Okunacak metin:
○ ○ ○

TBMM İnsan Haklarını İnceleme Komisyonu, İsrail'in Filistin'e yönelik saldırıları üzerine bölgedeki insan hakları ihlallerini incelemek üzere bir alt komisyon kurdu. Komisyon kurulmasına ilişkin önerge partilerin uzlaşmasıyla kabul edildi. Alt Komisyon'un, çalışmaları sırasında 'yerinde inceleme yapmak üzere bölgeye gitme girişimlerinde bulunup bulunmayacağına' ilk toplantıda karar verilecek.

TBMM'de Gazze Komisyonu kuruldu

TBMM'de İnsan Hakları Komisyonu toplantısında partilerin uzlaşmasıyla, "İsrail’in işgal altında tuttuğu Doğu Kudüs, Batı Şeria ve Abluka altındaki Gazze’de yaşayanlar ile bir bütün halinde Filistinlilere uyguladığı ayrımcılık politikaları, İnsan Hakları ve Uluslararası İnsancıl Hukuk İhlallerinin incelenmesi" amacıyla bir alt komisyon kurulması kabul edildi. Karar oybirliğiyle alındı.

Komisyon kurulmasına ilişkin önergenin gerekçesinde; "Komisyon; İsrail’in işgal altında tuttuğu Doğu Kudüs, Batı Şeria ve abluka altındaki Gazze’de yaşayanlar ile bir bütün halinde Filistinlilere uyguladığı ayrımcılık politikalarını, insan hakları ihlalleri ile saldırı suçu, savaş suçları ve insanlığa karşı suçları içeren Uluslararası İnsancıl Hukuk İhlallerini inceleyerek raporlaştırmalı, yaptığı ihlallerin karşılıksız kalmayacağı olgusuna dikkat çekmeli, Filistinlilere dönük hak duyarlılığını kayda geçirmeli, Doğu Kudüs’ün çok dinli kimliğinin korunması konusundaki hassasiyetini bir kez daha teyit etmelidir" denildi.

Alt komisyon kurulmasına ilişkin önergenin gerekçesinde son zamanlarda yaşanan olaylara işaret edilirken şöyle denildi:

"İSRAİL GAZZE'DE SİVİL YERLEŞİM YERLERİNİ ASKERİ HEDEF OLARAK GÖRDÜ"

○ ○ ○

Öğe konum listeleri
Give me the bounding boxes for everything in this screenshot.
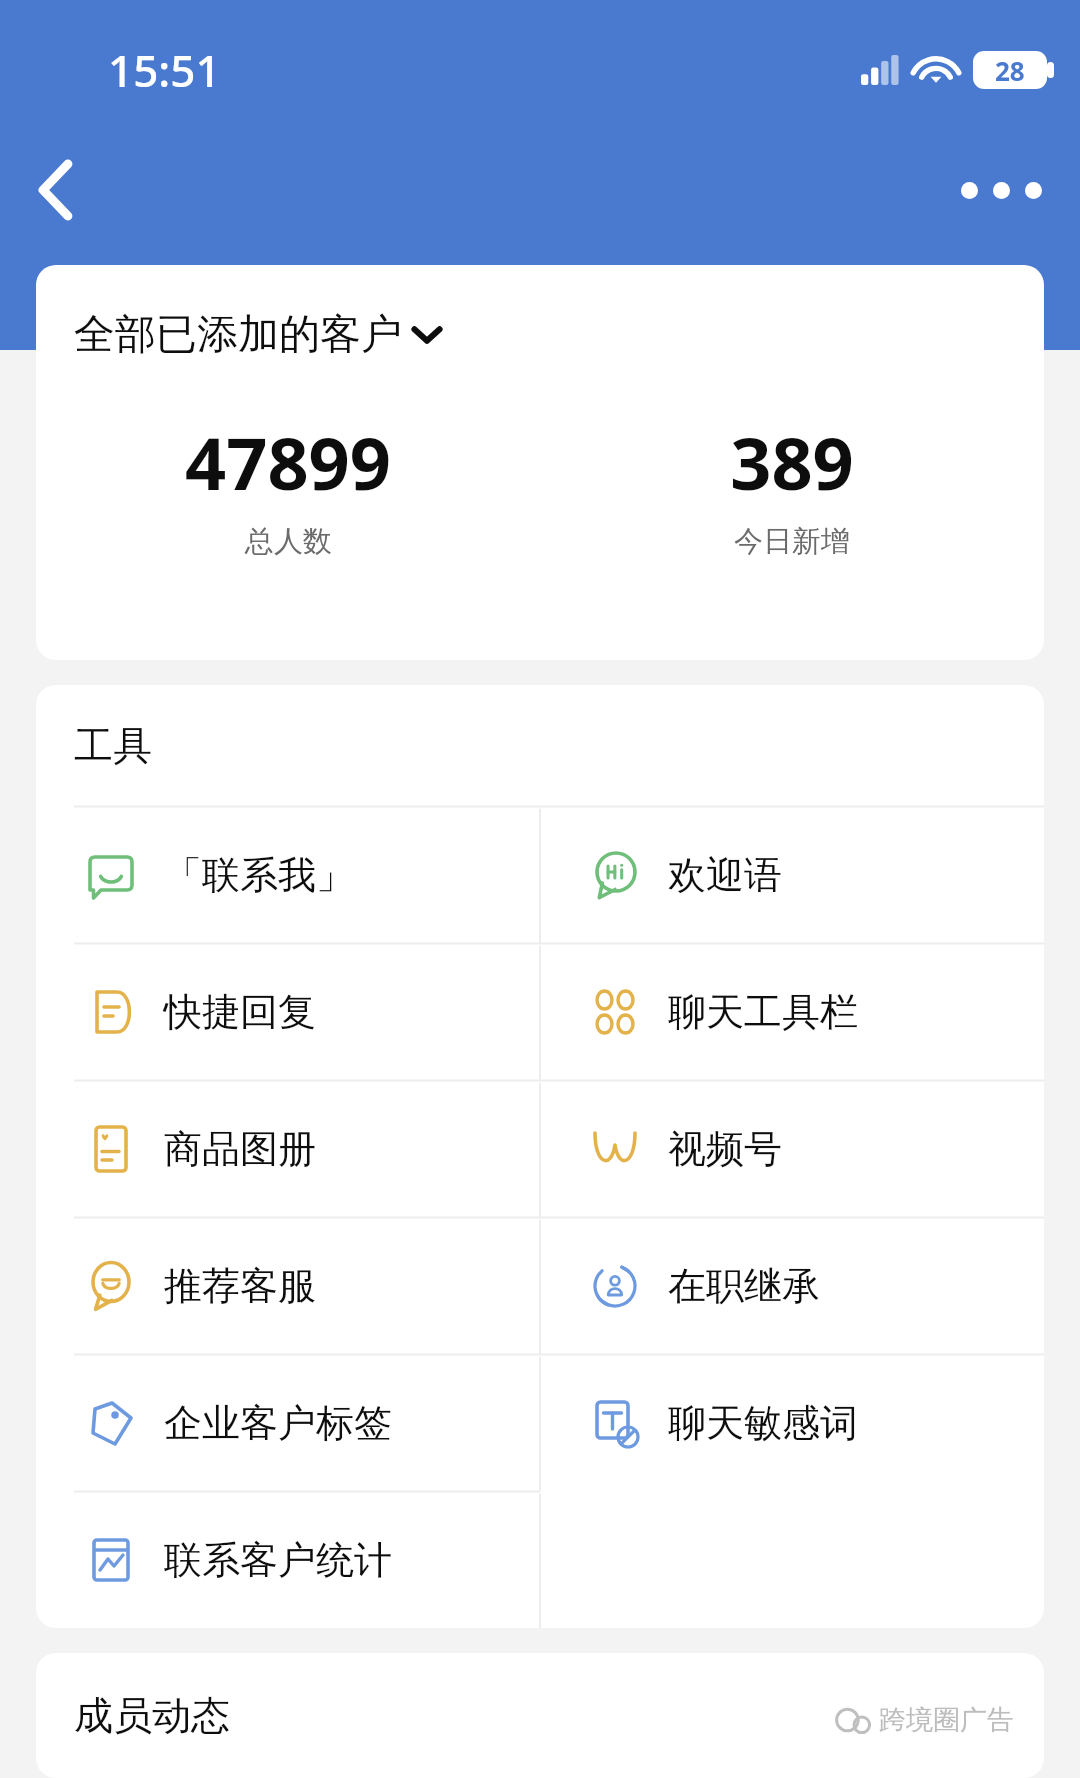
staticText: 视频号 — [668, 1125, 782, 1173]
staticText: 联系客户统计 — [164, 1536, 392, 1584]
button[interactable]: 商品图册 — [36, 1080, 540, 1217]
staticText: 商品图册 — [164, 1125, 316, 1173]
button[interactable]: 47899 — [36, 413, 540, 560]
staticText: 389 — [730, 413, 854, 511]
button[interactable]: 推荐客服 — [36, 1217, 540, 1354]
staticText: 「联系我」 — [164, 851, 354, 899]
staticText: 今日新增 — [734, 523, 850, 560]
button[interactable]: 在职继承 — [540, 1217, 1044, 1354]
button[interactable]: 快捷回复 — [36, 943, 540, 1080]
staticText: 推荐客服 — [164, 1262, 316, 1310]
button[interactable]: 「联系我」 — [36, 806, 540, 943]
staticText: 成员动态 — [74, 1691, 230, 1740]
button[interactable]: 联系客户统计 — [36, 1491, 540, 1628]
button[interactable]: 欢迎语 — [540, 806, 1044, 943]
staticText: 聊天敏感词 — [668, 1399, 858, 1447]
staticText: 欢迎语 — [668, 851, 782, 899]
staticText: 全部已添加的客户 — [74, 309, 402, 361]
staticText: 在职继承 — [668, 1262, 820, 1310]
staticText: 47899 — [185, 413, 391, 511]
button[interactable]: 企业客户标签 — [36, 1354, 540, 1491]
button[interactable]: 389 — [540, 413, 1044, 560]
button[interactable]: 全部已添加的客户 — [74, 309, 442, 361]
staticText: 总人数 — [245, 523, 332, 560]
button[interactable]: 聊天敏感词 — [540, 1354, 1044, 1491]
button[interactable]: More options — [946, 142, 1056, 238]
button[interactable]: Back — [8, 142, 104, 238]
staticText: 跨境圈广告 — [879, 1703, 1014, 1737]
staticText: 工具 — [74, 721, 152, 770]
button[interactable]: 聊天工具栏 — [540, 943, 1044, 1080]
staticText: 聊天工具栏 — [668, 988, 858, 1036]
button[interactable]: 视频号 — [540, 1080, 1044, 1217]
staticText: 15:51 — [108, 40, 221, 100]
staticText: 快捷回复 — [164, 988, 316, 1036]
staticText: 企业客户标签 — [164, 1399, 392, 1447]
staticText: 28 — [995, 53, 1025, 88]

○ ○ ○

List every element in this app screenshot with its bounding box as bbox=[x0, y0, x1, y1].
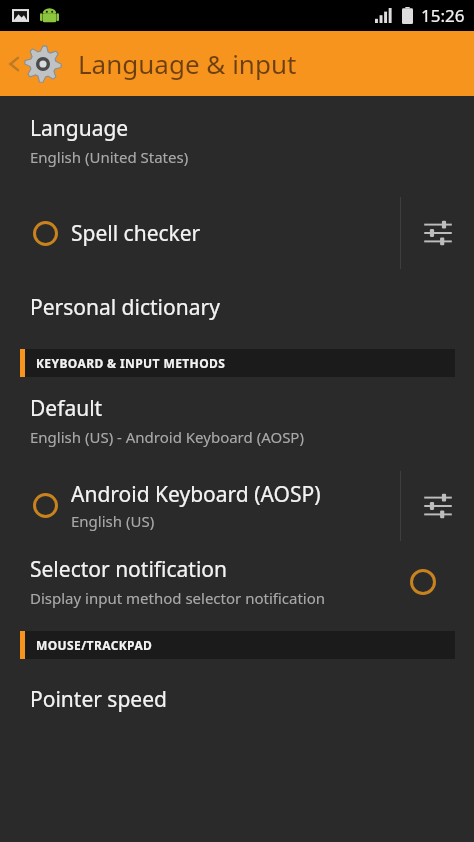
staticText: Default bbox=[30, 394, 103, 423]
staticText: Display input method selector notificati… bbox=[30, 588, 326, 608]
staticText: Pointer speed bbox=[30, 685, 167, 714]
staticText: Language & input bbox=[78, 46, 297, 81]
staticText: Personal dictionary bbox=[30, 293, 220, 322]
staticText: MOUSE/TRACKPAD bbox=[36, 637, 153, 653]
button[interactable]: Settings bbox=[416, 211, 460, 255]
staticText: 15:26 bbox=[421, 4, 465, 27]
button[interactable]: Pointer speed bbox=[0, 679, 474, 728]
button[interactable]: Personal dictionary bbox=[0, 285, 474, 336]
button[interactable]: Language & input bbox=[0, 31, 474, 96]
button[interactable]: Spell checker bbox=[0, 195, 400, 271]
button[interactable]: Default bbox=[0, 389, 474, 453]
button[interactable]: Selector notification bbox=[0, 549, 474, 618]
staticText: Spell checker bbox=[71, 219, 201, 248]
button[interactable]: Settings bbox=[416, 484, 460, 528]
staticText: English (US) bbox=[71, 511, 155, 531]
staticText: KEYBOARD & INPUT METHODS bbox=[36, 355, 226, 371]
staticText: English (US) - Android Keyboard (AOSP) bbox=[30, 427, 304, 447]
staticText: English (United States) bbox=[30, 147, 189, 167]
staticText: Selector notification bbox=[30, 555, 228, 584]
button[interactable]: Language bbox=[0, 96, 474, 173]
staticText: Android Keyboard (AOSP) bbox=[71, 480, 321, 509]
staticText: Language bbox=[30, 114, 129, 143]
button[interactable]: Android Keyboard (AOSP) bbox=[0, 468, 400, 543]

○ ○ ○

Yapılacaklar:
1. Aşağıdaki ifadeler (a), (b) ve (c) metinle örtüşüyor mu? Her biri için evet ya da hayır deyin ve kararı belirleyen sözleri metinden aynen alıntılayın.
(a) Alt komisyon kurulması kararı oy çokluğuyla alındı.
(b) Bölgeye gidilip gidilmeyeceğine alt komisyonun ilk toplantısında karar verilecek.
(c) Komisyon kurulmasına ilişkin önerge partilerin uzlaşmasıyla kabul edildi.
2. Metindeki önerge gerekçesine göre komisyon, hangi yerin çok dinli kimliğinin korunması konusundaki hassasiyetini bir kez daha teyit etmelidir?
3. Metinde "TBMM İnsan Haklarını" sözlerinden "Karar oybirliğiyle alındı." sözlerine kadar uzanan bölümü aynen tekrar yazın.
Yanıtlarken yalnızca metinden yararlanın.

Görev görev yanıtlar:
1.
(a) Hayır: "Karar oybirliğiyle alındı."
(b) Evet: "ilk toplantıda karar verilecek"
(c) Evet: "Komisyon kurulmasına ilişkin önerge partilerin uzlaşmasıyla kabul edildi."

2. Doğu Kudüs'ün.

3.
TBMM İnsan Haklarını İnceleme Komisyonu, İsrail'in Filistin'e yönelik saldırıları üzerine bölgedeki insan hakları ihlallerini incelemek üzere bir alt komisyon kurdu. Komisyon kurulmasına ilişkin önerge partilerin uzlaşmasıyla kabul edildi. Alt Komisyon'un, çalışmaları sırasında 'yerinde inceleme yapmak üzere bölgeye gitme girişimlerinde bulunup bulunmayacağına' ilk toplantıda karar verilecek.

TBMM'de Gazze Komisyonu kuruldu

TBMM'de İnsan Hakları Komisyonu toplantısında partilerin uzlaşmasıyla, "İsrail’in işgal altında tuttuğu Doğu Kudüs, Batı Şeria ve Abluka altındaki Gazze’de yaşayanlar ile bir bütün halinde Filistinlilere uyguladığı ayrımcılık politikaları, İnsan Hakları ve Uluslararası İnsancıl Hukuk İhlallerinin incelenmesi" amacıyla bir alt komisyon kurulması kabul edildi. Karar oybirliğiyle alındı.